EXERCISE TASK: Copy every line of the data that includes the string "left".

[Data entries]
----

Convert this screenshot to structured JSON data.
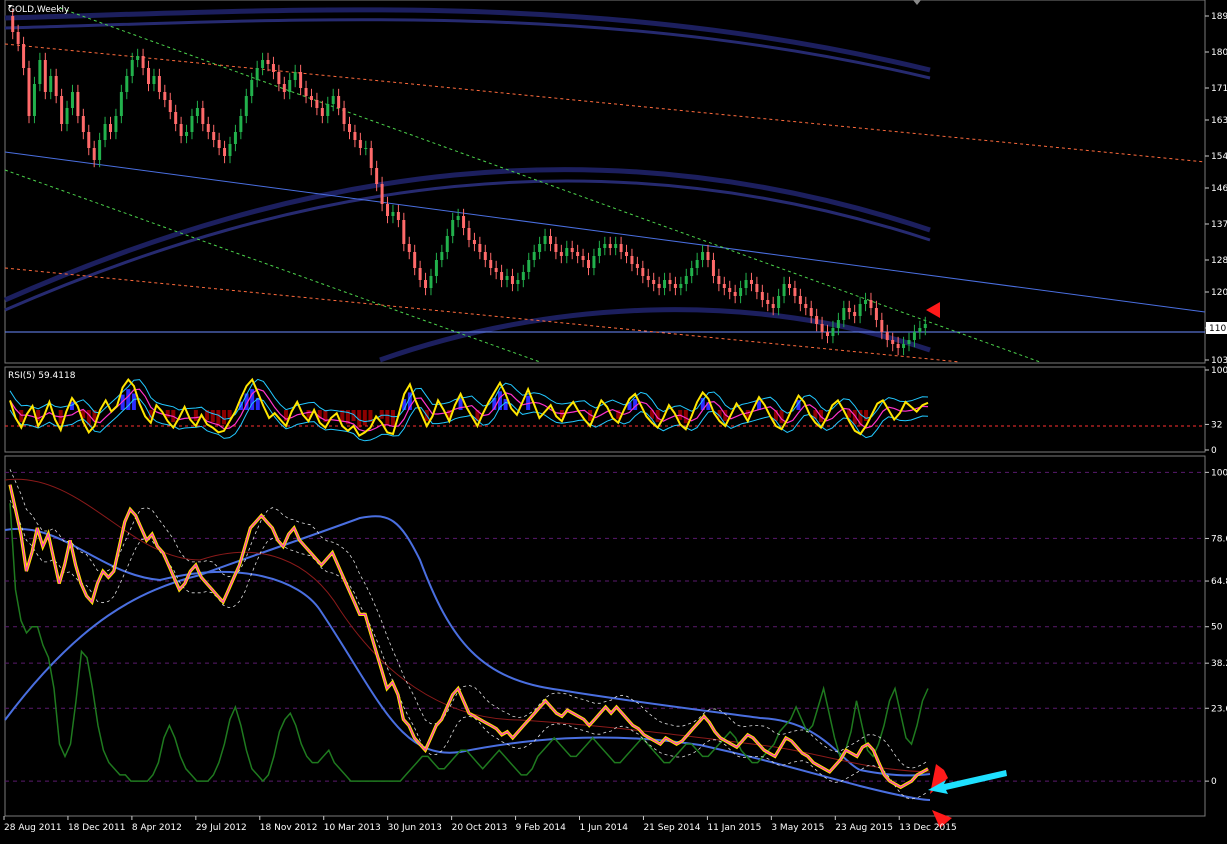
{
  "window": {
    "title": "GOLD,Weekly"
  },
  "colors": {
    "background": "#000000",
    "bull": "#22b14c",
    "bear": "#ff6a6a",
    "band": "#2a2f7a",
    "channel": "#4a6fe0",
    "fib": "#ff6a3c",
    "trend_green": "#4cd34c",
    "rsi": "#ffe600",
    "magenta": "#ff33cc",
    "cyan": "#22c8ff",
    "hist_pos": "#2b2bff",
    "hist_neg": "#8b0000",
    "annot_red": "#ff1a1a",
    "annot_cyan": "#1ee0ff"
  },
  "chart_data": [
    {
      "id": "main",
      "type": "candlestick",
      "title": "GOLD,Weekly",
      "ylim": [
        1030,
        1920
      ],
      "y_ticks": [
        "189",
        "180",
        "171",
        "163",
        "154",
        "146",
        "137",
        "128",
        "120",
        "110",
        "103"
      ],
      "y_tick_values": [
        1890,
        1800,
        1710,
        1630,
        1540,
        1460,
        1370,
        1280,
        1200,
        1110,
        1030
      ],
      "price_marker": "110",
      "price_marker_value": 1110,
      "x_labels": [
        "28 Aug 2011",
        "18 Dec 2011",
        "8 Apr 2012",
        "29 Jul 2012",
        "18 Nov 2012",
        "10 Mar 2013",
        "30 Jun 2013",
        "20 Oct 2013",
        "9 Feb 2014",
        "1 Jun 2014",
        "21 Sep 2014",
        "11 Jan 2015",
        "3 May 2015",
        "23 Aug 2015",
        "13 Dec 2015"
      ],
      "series": [
        {
          "name": "",
          "close": [
            1850,
            1820,
            1760,
            1640,
            1720,
            1780,
            1700,
            1740,
            1690,
            1620,
            1660,
            1700,
            1640,
            1600,
            1560,
            1530,
            1580,
            1620,
            1600,
            1640,
            1700,
            1740,
            1780,
            1790,
            1760,
            1720,
            1740,
            1700,
            1680,
            1650,
            1620,
            1590,
            1600,
            1640,
            1660,
            1620,
            1600,
            1580,
            1560,
            1540,
            1570,
            1600,
            1640,
            1690,
            1730,
            1760,
            1780,
            1770,
            1750,
            1720,
            1700,
            1730,
            1750,
            1710,
            1690,
            1680,
            1660,
            1640,
            1670,
            1690,
            1660,
            1620,
            1600,
            1580,
            1560,
            1560,
            1510,
            1470,
            1420,
            1390,
            1400,
            1380,
            1320,
            1300,
            1260,
            1230,
            1210,
            1240,
            1280,
            1300,
            1340,
            1380,
            1390,
            1360,
            1330,
            1320,
            1300,
            1280,
            1260,
            1250,
            1230,
            1240,
            1220,
            1230,
            1250,
            1280,
            1300,
            1320,
            1340,
            1320,
            1300,
            1290,
            1310,
            1300,
            1290,
            1280,
            1260,
            1290,
            1310,
            1320,
            1310,
            1320,
            1300,
            1290,
            1270,
            1260,
            1240,
            1230,
            1220,
            1210,
            1230,
            1220,
            1210,
            1220,
            1240,
            1260,
            1280,
            1300,
            1280,
            1240,
            1220,
            1210,
            1200,
            1190,
            1210,
            1230,
            1220,
            1200,
            1180,
            1170,
            1160,
            1190,
            1220,
            1210,
            1190,
            1170,
            1160,
            1140,
            1120,
            1100,
            1090,
            1110,
            1130,
            1160,
            1150,
            1140,
            1170,
            1180,
            1160,
            1130,
            1100,
            1080,
            1070,
            1060,
            1070,
            1080,
            1100,
            1110,
            1120
          ]
        }
      ],
      "annotation": "red-arrow-left"
    },
    {
      "id": "rsi",
      "type": "line",
      "title": "RSI(5) 59.4118",
      "ylim": [
        0,
        100
      ],
      "y_ticks": [
        "100",
        "32",
        "0"
      ],
      "y_tick_values": [
        100,
        32,
        0
      ],
      "level": 32,
      "series": [
        {
          "name": "RSI(5) 59.4118",
          "values": [
            62,
            40,
            28,
            45,
            55,
            30,
            42,
            60,
            38,
            25,
            48,
            65,
            55,
            35,
            22,
            30,
            50,
            62,
            48,
            55,
            78,
            88,
            80,
            58,
            42,
            34,
            56,
            48,
            36,
            28,
            40,
            54,
            38,
            30,
            44,
            32,
            28,
            22,
            24,
            36,
            48,
            65,
            80,
            88,
            72,
            55,
            40,
            46,
            38,
            30,
            48,
            60,
            44,
            36,
            50,
            34,
            28,
            40,
            46,
            30,
            24,
            30,
            18,
            22,
            28,
            42,
            34,
            22,
            20,
            44,
            70,
            82,
            62,
            46,
            30,
            42,
            62,
            50,
            36,
            56,
            70,
            54,
            42,
            30,
            46,
            60,
            72,
            84,
            70,
            52,
            44,
            60,
            76,
            58,
            40,
            48,
            56,
            42,
            36,
            52,
            60,
            48,
            38,
            30,
            46,
            62,
            54,
            40,
            34,
            50,
            64,
            70,
            56,
            42,
            34,
            28,
            40,
            56,
            46,
            32,
            26,
            42,
            60,
            72,
            64,
            46,
            36,
            30,
            44,
            58,
            48,
            36,
            52,
            66,
            56,
            42,
            30,
            26,
            38,
            54,
            68,
            60,
            44,
            34,
            28,
            40,
            56,
            62,
            50,
            36,
            24,
            20,
            30,
            44,
            58,
            62,
            50,
            38,
            46,
            60,
            54,
            48,
            56,
            59
          ]
        }
      ]
    },
    {
      "id": "stoch",
      "type": "line",
      "ylim": [
        -10,
        104
      ],
      "y_ticks": [
        "100",
        "78.6",
        "64.8",
        "50",
        "38.2",
        "23.6",
        "0"
      ],
      "y_tick_values": [
        100,
        78.6,
        64.8,
        50,
        38.2,
        23.6,
        0
      ],
      "series": [
        {
          "name": "",
          "values": [
            96,
            88,
            80,
            68,
            74,
            82,
            76,
            80,
            72,
            64,
            70,
            78,
            70,
            64,
            60,
            58,
            64,
            68,
            66,
            68,
            76,
            84,
            88,
            86,
            82,
            78,
            80,
            76,
            74,
            70,
            66,
            62,
            64,
            68,
            70,
            66,
            64,
            62,
            60,
            58,
            62,
            66,
            70,
            76,
            82,
            84,
            86,
            84,
            82,
            78,
            76,
            80,
            82,
            78,
            76,
            74,
            72,
            70,
            72,
            74,
            70,
            66,
            62,
            58,
            54,
            54,
            48,
            42,
            36,
            30,
            32,
            28,
            20,
            18,
            14,
            12,
            10,
            14,
            18,
            20,
            24,
            28,
            30,
            26,
            22,
            21,
            20,
            19,
            18,
            17,
            15,
            16,
            14,
            16,
            18,
            20,
            22,
            24,
            26,
            24,
            22,
            21,
            23,
            22,
            21,
            20,
            18,
            20,
            22,
            24,
            22,
            24,
            22,
            20,
            18,
            17,
            15,
            14,
            13,
            12,
            14,
            13,
            12,
            13,
            15,
            17,
            19,
            21,
            19,
            16,
            14,
            13,
            12,
            11,
            13,
            15,
            14,
            12,
            10,
            9,
            8,
            11,
            14,
            13,
            11,
            9,
            8,
            6,
            5,
            4,
            3,
            5,
            7,
            10,
            9,
            8,
            11,
            12,
            10,
            6,
            2,
            0,
            -1,
            -2,
            -1,
            0,
            2,
            3,
            4
          ]
        },
        {
          "name": "",
          "values": [
            90,
            62,
            52,
            48,
            50,
            50,
            44,
            40,
            30,
            12,
            8,
            12,
            26,
            42,
            40,
            30,
            18,
            10,
            6,
            4,
            2,
            2,
            0,
            0,
            0,
            0,
            2,
            6,
            14,
            18,
            14,
            8,
            4,
            2,
            0,
            0,
            0,
            2,
            6,
            12,
            20,
            24,
            18,
            10,
            4,
            2,
            0,
            2,
            8,
            16,
            20,
            22,
            18,
            12,
            8,
            6,
            6,
            8,
            10,
            6,
            4,
            2,
            0,
            0,
            0,
            0,
            0,
            0,
            0,
            0,
            0,
            0,
            2,
            4,
            6,
            8,
            8,
            6,
            4,
            4,
            6,
            8,
            10,
            10,
            8,
            6,
            4,
            6,
            8,
            10,
            8,
            6,
            4,
            2,
            2,
            4,
            8,
            10,
            12,
            14,
            12,
            10,
            8,
            8,
            10,
            12,
            14,
            12,
            10,
            8,
            6,
            6,
            8,
            10,
            12,
            14,
            12,
            10,
            8,
            6,
            6,
            8,
            10,
            12,
            12,
            10,
            8,
            8,
            10,
            12,
            14,
            16,
            14,
            10,
            8,
            6,
            6,
            8,
            10,
            12,
            16,
            18,
            20,
            24,
            20,
            16,
            18,
            24,
            30,
            22,
            14,
            8,
            10,
            16,
            26,
            18,
            10,
            8,
            12,
            18,
            26,
            30,
            22,
            14,
            12,
            18,
            26,
            30
          ]
        }
      ],
      "annotations": [
        "red-arrow-down",
        "cyan-arrow-left",
        "red-arrow-down-bottom"
      ]
    }
  ]
}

----

OUTPUT FOR THIS EXERCISE:
      "annotation": "red-arrow-left"
        "cyan-arrow-left",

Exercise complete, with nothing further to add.